Work instructions: Filter these entries, keeping only lines that hold the word "true".

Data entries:
================
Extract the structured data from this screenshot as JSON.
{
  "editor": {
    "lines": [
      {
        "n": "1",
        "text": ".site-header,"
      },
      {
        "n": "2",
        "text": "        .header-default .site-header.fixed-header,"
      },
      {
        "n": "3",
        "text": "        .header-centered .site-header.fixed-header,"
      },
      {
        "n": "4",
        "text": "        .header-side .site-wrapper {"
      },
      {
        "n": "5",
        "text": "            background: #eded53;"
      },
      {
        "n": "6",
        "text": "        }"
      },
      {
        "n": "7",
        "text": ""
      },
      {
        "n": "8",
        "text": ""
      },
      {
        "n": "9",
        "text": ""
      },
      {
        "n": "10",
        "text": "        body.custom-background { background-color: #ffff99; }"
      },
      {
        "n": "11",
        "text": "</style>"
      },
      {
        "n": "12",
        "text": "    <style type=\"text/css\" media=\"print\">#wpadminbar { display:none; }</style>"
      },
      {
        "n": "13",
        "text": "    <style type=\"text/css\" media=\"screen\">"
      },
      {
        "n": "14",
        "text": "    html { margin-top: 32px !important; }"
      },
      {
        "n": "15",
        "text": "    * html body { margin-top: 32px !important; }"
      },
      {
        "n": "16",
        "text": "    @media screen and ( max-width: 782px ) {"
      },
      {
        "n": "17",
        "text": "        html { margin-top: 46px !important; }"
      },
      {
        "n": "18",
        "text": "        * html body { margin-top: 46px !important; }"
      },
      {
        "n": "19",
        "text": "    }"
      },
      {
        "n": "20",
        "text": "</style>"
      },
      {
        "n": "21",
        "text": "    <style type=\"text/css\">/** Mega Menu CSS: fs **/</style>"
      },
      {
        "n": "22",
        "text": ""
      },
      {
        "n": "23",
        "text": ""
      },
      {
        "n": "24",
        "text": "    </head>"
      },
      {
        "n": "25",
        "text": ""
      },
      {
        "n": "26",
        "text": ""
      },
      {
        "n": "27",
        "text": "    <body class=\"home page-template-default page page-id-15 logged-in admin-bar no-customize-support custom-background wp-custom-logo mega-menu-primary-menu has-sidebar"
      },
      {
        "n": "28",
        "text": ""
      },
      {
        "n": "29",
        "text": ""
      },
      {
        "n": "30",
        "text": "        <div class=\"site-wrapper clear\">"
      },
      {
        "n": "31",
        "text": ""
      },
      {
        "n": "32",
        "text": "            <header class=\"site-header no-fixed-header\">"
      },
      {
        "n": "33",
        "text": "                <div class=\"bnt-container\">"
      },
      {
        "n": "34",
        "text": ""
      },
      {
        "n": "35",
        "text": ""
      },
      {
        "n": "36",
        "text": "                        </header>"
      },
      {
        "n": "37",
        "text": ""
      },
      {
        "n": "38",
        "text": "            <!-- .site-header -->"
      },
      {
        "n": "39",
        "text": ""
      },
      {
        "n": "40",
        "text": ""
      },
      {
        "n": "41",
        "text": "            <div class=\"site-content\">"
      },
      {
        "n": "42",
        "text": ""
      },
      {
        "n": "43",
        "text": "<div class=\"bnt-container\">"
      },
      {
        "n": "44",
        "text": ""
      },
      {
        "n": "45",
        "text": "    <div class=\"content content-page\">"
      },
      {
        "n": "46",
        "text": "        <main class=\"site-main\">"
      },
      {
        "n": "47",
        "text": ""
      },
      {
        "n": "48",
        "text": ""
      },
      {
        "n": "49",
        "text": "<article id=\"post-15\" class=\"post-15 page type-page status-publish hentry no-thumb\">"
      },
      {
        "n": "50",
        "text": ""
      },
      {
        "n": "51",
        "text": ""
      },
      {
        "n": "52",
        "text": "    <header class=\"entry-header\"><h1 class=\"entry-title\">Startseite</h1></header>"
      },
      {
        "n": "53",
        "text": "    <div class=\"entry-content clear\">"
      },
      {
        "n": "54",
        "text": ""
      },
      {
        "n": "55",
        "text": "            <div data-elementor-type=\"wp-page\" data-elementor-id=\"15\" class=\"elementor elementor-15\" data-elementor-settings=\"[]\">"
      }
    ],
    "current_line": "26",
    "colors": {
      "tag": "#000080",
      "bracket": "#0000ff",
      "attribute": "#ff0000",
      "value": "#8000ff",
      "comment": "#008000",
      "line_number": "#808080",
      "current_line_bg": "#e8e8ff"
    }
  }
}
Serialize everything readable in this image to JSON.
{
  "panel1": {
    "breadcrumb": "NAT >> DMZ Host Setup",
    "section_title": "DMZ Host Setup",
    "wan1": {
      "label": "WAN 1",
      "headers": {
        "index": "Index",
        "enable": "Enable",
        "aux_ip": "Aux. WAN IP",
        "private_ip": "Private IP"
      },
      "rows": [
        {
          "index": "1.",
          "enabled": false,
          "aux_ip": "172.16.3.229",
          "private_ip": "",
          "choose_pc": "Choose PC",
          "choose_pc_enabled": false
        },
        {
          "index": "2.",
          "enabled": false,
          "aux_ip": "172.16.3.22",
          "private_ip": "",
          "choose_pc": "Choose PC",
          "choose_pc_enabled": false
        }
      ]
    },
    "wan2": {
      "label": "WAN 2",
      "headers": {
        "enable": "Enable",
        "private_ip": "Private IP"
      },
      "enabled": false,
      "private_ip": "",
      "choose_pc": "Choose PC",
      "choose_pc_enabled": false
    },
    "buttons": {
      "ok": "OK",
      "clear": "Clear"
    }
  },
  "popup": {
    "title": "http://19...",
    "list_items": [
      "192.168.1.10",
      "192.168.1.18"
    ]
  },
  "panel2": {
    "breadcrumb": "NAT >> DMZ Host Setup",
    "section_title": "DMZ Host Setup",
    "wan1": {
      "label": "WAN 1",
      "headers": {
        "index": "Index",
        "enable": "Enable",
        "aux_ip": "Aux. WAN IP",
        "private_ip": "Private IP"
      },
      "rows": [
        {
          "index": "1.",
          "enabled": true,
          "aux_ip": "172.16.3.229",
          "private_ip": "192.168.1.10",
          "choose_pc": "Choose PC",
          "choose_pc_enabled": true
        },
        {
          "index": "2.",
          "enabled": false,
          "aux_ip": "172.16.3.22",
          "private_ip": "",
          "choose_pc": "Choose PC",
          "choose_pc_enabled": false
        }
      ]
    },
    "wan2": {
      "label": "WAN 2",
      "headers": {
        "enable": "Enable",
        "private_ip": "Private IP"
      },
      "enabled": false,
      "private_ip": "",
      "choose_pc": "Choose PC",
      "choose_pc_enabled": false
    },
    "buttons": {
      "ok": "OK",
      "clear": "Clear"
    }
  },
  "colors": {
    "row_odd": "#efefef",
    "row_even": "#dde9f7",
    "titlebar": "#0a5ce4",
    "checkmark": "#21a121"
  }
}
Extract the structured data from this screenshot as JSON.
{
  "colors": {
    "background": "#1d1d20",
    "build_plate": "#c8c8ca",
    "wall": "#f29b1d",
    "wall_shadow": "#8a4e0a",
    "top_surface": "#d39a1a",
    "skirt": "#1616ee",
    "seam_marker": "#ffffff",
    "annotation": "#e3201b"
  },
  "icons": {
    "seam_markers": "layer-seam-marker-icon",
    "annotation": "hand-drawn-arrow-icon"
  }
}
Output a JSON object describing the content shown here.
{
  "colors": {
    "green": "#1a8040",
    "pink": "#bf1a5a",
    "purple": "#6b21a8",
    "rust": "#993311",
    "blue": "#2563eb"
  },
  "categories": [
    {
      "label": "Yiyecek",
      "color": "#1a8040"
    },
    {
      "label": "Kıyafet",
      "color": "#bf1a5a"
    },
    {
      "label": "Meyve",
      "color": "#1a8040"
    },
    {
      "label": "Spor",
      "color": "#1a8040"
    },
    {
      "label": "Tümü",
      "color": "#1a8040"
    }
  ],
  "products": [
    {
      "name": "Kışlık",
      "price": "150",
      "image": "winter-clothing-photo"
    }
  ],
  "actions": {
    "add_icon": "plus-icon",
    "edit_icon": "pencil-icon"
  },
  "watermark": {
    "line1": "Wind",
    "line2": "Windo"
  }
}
================
Response to this exercise:
          "enabled": true,
          "choose_pc_enabled": true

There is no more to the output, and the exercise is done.